%%
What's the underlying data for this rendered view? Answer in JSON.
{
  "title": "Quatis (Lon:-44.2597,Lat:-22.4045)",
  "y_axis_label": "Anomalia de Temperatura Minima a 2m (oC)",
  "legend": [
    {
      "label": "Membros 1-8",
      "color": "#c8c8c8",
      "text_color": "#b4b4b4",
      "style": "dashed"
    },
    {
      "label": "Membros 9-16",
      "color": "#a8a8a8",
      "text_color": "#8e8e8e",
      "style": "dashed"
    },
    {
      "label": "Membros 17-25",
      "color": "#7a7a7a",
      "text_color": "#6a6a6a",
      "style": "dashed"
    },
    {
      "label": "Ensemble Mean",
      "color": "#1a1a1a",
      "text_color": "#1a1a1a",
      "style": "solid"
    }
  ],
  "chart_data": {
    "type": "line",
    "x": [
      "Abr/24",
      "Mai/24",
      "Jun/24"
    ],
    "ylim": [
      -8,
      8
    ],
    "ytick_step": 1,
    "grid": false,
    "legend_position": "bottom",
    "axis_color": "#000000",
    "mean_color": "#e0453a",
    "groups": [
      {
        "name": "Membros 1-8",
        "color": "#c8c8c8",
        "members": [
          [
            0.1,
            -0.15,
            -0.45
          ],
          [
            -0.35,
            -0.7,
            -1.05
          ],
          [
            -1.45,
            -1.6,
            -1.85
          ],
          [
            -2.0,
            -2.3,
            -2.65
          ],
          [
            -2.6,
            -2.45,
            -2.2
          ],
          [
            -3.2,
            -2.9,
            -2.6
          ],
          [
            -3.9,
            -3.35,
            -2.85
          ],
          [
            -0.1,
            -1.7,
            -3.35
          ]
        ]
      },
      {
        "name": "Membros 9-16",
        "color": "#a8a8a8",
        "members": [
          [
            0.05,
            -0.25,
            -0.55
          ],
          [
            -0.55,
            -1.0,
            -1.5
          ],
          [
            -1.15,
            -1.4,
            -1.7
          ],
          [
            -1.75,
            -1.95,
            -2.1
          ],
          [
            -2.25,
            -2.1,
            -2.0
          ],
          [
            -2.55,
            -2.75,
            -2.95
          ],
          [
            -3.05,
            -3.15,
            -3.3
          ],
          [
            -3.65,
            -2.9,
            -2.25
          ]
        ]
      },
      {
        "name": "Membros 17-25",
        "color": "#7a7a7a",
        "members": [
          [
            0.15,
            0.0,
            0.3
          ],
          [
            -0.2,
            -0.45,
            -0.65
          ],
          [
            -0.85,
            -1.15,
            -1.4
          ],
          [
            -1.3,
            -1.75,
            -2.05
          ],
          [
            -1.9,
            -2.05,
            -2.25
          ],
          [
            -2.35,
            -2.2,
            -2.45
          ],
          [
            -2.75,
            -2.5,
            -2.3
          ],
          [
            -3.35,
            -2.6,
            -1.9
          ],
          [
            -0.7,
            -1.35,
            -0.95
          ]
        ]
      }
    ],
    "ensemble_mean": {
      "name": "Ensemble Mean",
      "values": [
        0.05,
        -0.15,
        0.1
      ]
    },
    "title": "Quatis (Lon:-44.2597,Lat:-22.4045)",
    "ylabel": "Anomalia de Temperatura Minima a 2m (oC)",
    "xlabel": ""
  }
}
%%
PROBLEM TO WORK ON
Reproduce all of the material above word for word.

SOLUTION TO THIS PROBLEM
What's the underlying data for this rendered view? Answer in JSON.
{
  "title": "Quatis (Lon:-44.2597,Lat:-22.4045)",
  "y_axis_label": "Anomalia de Temperatura Minima a 2m (oC)",
  "legend": [
    {
      "label": "Membros 1-8",
      "color": "#c8c8c8",
      "text_color": "#b4b4b4",
      "style": "dashed"
    },
    {
      "label": "Membros 9-16",
      "color": "#a8a8a8",
      "text_color": "#8e8e8e",
      "style": "dashed"
    },
    {
      "label": "Membros 17-25",
      "color": "#7a7a7a",
      "text_color": "#6a6a6a",
      "style": "dashed"
    },
    {
      "label": "Ensemble Mean",
      "color": "#1a1a1a",
      "text_color": "#1a1a1a",
      "style": "solid"
    }
  ],
  "chart_data": {
    "type": "line",
    "x": [
      "Abr/24",
      "Mai/24",
      "Jun/24"
    ],
    "ylim": [
      -8,
      8
    ],
    "ytick_step": 1,
    "grid": false,
    "legend_position": "bottom",
    "axis_color": "#000000",
    "mean_color": "#e0453a",
    "groups": [
      {
        "name": "Membros 1-8",
        "color": "#c8c8c8",
        "members": [
          [
            0.1,
            -0.15,
            -0.45
          ],
          [
            -0.35,
            -0.7,
            -1.05
          ],
          [
            -1.45,
            -1.6,
            -1.85
          ],
          [
            -2.0,
            -2.3,
            -2.65
          ],
          [
            -2.6,
            -2.45,
            -2.2
          ],
          [
            -3.2,
            -2.9,
            -2.6
          ],
          [
            -3.9,
            -3.35,
            -2.85
          ],
          [
            -0.1,
            -1.7,
            -3.35
          ]
        ]
      },
      {
        "name": "Membros 9-16",
        "color": "#a8a8a8",
        "members": [
          [
            0.05,
            -0.25,
            -0.55
          ],
          [
            -0.55,
            -1.0,
            -1.5
          ],
          [
            -1.15,
            -1.4,
            -1.7
          ],
          [
            -1.75,
            -1.95,
            -2.1
          ],
          [
            -2.25,
            -2.1,
            -2.0
          ],
          [
            -2.55,
            -2.75,
            -2.95
          ],
          [
            -3.05,
            -3.15,
            -3.3
          ],
          [
            -3.65,
            -2.9,
            -2.25
          ]
        ]
      },
      {
        "name": "Membros 17-25",
        "color": "#7a7a7a",
        "members": [
          [
            0.15,
            0.0,
            0.3
          ],
          [
            -0.2,
            -0.45,
            -0.65
          ],
          [
            -0.85,
            -1.15,
            -1.4
          ],
          [
            -1.3,
            -1.75,
            -2.05
          ],
          [
            -1.9,
            -2.05,
            -2.25
          ],
          [
            -2.35,
            -2.2,
            -2.45
          ],
          [
            -2.75,
            -2.5,
            -2.3
          ],
          [
            -3.35,
            -2.6,
            -1.9
          ],
          [
            -0.7,
            -1.35,
            -0.95
          ]
        ]
      }
    ],
    "ensemble_mean": {
      "name": "Ensemble Mean",
      "values": [
        0.05,
        -0.15,
        0.1
      ]
    },
    "title": "Quatis (Lon:-44.2597,Lat:-22.4045)",
    "ylabel": "Anomalia de Temperatura Minima a 2m (oC)",
    "xlabel": ""
  }
}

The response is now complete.